─── Provided entries ───
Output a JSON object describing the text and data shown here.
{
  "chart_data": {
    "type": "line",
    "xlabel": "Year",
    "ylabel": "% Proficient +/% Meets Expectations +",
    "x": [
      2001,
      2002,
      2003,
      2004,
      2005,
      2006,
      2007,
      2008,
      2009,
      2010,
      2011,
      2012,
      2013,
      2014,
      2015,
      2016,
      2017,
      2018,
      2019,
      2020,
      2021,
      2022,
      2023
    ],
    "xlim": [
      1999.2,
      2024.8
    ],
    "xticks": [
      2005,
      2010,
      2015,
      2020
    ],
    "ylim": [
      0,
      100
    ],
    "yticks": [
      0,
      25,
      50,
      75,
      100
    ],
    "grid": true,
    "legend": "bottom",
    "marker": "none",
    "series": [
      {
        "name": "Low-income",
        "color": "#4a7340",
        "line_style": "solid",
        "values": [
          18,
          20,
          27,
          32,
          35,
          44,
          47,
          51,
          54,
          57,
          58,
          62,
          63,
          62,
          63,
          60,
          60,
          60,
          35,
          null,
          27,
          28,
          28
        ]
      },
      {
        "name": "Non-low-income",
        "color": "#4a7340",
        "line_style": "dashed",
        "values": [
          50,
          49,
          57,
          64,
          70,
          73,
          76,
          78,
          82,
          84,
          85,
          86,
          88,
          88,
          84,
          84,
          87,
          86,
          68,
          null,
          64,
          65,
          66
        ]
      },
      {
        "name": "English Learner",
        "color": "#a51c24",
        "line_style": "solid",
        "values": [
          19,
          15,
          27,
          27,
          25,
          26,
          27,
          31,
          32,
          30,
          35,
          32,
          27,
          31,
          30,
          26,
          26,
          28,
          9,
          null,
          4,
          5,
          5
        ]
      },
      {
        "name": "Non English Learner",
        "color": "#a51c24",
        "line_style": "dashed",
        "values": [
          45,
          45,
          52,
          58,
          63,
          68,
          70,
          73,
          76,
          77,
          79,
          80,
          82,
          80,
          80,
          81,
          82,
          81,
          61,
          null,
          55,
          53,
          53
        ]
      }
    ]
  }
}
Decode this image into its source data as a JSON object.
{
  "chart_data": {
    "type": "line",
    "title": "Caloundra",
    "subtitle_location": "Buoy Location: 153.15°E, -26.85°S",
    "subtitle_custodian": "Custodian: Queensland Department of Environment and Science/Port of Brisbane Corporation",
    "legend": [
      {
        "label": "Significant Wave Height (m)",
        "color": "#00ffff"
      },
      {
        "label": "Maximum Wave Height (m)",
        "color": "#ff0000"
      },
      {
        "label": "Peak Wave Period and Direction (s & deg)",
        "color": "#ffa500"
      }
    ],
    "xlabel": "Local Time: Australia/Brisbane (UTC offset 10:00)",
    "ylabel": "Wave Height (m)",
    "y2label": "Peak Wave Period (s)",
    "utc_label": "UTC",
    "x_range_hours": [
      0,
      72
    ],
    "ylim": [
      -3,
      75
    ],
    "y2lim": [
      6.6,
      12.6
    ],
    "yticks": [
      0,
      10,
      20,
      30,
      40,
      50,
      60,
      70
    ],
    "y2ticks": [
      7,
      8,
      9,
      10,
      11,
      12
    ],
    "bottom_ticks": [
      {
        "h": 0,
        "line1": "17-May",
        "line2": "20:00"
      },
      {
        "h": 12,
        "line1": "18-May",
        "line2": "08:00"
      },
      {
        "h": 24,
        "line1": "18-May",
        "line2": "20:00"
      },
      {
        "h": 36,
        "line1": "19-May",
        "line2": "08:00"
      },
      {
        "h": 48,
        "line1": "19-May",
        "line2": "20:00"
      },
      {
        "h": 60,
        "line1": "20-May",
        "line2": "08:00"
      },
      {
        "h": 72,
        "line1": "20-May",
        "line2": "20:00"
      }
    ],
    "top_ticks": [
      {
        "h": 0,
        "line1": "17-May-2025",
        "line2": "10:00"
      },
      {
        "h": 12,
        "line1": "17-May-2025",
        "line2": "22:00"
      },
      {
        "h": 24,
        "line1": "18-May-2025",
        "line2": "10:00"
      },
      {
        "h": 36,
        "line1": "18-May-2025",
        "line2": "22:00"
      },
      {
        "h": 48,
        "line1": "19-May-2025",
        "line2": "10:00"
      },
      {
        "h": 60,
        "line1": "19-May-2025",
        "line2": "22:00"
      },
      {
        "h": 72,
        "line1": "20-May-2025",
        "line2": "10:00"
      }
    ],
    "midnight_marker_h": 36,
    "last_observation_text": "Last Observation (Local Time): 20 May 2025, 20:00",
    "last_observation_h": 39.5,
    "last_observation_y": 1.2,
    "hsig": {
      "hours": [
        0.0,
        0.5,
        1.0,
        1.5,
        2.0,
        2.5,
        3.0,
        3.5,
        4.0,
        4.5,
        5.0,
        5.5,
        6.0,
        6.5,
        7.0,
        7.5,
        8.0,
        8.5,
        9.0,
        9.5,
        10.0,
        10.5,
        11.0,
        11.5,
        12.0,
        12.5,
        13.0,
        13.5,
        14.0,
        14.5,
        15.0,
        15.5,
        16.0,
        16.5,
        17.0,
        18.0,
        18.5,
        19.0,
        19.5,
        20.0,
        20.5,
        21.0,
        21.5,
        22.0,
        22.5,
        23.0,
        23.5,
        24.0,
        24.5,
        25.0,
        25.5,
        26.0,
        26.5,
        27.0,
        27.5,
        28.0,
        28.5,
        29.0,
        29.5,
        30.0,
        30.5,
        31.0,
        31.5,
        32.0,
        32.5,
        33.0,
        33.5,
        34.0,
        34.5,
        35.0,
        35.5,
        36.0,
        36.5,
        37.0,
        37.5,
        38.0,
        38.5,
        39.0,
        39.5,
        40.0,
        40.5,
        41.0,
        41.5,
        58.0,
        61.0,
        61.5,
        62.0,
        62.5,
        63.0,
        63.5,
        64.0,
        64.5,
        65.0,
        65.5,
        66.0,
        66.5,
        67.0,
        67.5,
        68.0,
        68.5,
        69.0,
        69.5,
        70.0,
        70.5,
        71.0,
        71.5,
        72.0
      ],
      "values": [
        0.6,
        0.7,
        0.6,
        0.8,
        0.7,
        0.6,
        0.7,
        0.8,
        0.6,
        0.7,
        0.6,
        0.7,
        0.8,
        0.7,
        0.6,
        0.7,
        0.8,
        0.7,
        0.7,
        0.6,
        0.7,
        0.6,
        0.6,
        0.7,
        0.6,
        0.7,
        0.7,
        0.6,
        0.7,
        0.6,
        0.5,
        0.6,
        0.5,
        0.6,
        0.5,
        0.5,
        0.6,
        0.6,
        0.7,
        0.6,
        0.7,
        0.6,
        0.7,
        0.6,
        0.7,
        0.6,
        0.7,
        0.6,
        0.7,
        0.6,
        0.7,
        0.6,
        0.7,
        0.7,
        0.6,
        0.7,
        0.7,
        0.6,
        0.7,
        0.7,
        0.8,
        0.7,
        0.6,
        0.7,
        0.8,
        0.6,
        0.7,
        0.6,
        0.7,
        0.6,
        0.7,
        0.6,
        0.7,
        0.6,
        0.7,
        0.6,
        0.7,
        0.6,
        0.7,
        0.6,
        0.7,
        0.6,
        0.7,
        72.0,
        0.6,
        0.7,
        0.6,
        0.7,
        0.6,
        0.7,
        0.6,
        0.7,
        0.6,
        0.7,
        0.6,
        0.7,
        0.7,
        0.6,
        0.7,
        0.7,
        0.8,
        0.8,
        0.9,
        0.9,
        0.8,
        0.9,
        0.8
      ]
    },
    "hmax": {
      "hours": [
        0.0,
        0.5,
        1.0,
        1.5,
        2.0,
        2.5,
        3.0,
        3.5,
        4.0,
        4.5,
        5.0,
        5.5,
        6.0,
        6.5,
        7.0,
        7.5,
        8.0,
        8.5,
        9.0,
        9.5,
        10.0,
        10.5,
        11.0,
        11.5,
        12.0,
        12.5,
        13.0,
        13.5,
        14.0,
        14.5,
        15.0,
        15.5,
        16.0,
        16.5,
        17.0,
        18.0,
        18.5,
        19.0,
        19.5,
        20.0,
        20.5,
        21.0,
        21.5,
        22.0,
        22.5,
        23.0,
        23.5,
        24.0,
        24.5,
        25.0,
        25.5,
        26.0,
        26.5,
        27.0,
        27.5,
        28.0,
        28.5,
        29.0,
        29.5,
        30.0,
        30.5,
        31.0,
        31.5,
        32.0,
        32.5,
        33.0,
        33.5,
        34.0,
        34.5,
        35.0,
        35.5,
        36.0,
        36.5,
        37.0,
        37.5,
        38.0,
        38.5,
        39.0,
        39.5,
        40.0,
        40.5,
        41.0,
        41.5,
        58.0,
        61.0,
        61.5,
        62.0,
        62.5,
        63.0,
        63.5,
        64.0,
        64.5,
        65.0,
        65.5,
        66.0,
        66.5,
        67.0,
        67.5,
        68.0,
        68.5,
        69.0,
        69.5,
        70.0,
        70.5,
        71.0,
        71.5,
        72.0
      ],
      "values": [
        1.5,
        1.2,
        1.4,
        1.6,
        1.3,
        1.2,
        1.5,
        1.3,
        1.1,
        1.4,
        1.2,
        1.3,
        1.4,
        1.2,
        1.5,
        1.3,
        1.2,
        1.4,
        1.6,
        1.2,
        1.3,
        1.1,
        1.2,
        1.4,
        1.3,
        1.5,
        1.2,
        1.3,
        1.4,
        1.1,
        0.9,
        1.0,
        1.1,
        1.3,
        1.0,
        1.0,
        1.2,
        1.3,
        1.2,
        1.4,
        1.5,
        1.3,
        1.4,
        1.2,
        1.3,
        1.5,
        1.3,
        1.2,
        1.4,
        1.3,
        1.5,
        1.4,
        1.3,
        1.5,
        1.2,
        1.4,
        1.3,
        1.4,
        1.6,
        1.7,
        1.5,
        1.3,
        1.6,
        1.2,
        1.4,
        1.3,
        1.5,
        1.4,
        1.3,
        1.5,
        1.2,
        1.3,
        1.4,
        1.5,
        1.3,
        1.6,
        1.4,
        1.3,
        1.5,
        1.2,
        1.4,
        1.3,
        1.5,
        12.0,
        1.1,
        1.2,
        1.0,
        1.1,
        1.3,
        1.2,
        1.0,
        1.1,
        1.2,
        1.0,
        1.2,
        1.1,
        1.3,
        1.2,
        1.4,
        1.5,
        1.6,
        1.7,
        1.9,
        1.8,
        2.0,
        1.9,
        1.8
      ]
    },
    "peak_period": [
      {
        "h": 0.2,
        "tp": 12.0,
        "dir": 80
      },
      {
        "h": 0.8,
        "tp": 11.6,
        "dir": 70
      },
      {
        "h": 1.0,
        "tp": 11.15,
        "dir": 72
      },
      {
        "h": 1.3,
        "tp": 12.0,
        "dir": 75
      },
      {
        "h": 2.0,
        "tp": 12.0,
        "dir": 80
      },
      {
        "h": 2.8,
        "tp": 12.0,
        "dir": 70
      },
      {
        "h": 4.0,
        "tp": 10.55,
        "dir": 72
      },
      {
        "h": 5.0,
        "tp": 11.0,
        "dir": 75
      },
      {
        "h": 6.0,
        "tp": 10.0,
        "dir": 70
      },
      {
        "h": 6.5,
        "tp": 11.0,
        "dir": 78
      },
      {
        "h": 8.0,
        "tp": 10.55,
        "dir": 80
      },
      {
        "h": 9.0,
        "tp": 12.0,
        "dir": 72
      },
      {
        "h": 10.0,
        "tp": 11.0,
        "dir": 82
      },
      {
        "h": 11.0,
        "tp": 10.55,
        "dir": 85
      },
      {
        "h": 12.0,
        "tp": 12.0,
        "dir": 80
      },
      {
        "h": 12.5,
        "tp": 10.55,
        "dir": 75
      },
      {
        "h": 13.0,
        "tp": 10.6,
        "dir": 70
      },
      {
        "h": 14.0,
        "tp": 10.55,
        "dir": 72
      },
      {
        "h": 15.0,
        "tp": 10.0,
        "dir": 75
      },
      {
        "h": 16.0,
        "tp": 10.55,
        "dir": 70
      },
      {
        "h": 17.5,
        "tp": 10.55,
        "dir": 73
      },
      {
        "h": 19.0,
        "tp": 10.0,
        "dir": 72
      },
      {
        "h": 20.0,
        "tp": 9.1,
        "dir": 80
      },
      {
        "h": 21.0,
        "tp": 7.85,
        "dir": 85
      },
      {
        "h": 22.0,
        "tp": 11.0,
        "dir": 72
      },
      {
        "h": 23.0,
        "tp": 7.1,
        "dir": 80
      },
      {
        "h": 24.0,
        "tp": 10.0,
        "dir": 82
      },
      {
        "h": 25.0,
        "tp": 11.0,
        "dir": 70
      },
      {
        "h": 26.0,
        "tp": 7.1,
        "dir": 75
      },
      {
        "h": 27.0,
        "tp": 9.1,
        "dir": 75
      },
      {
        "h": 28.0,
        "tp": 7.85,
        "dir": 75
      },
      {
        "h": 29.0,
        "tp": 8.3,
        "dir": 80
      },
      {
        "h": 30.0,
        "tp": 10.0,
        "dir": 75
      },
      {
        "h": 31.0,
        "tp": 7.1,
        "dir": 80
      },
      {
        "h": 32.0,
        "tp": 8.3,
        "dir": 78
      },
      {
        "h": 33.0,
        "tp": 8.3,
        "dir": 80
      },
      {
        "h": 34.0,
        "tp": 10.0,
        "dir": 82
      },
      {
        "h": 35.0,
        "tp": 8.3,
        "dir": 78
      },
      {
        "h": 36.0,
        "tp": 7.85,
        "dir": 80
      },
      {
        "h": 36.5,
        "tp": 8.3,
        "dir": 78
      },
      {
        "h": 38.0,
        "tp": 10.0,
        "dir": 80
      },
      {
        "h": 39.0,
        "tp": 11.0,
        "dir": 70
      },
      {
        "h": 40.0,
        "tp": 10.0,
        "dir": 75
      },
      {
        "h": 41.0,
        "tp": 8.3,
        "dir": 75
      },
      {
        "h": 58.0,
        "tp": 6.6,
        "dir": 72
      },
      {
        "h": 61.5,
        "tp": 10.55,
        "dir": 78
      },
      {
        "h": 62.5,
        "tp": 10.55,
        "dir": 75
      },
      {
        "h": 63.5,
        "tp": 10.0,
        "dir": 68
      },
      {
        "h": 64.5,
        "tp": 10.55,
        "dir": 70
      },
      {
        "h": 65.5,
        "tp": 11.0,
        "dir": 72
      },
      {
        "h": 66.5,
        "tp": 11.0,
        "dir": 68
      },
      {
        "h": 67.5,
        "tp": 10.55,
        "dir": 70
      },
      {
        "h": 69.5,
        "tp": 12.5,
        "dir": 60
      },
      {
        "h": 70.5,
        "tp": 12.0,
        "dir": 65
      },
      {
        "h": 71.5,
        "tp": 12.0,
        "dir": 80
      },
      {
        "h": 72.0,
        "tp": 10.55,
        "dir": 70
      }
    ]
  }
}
───
Given request: In the records above, locate every line with the string "Time" and copy it.

Response:
    "xlabel": "Local Time: Australia/Brisbane (UTC offset 10:00)",
    "last_observation_text": "Last Observation (Local Time): 20 May 2025, 20:00",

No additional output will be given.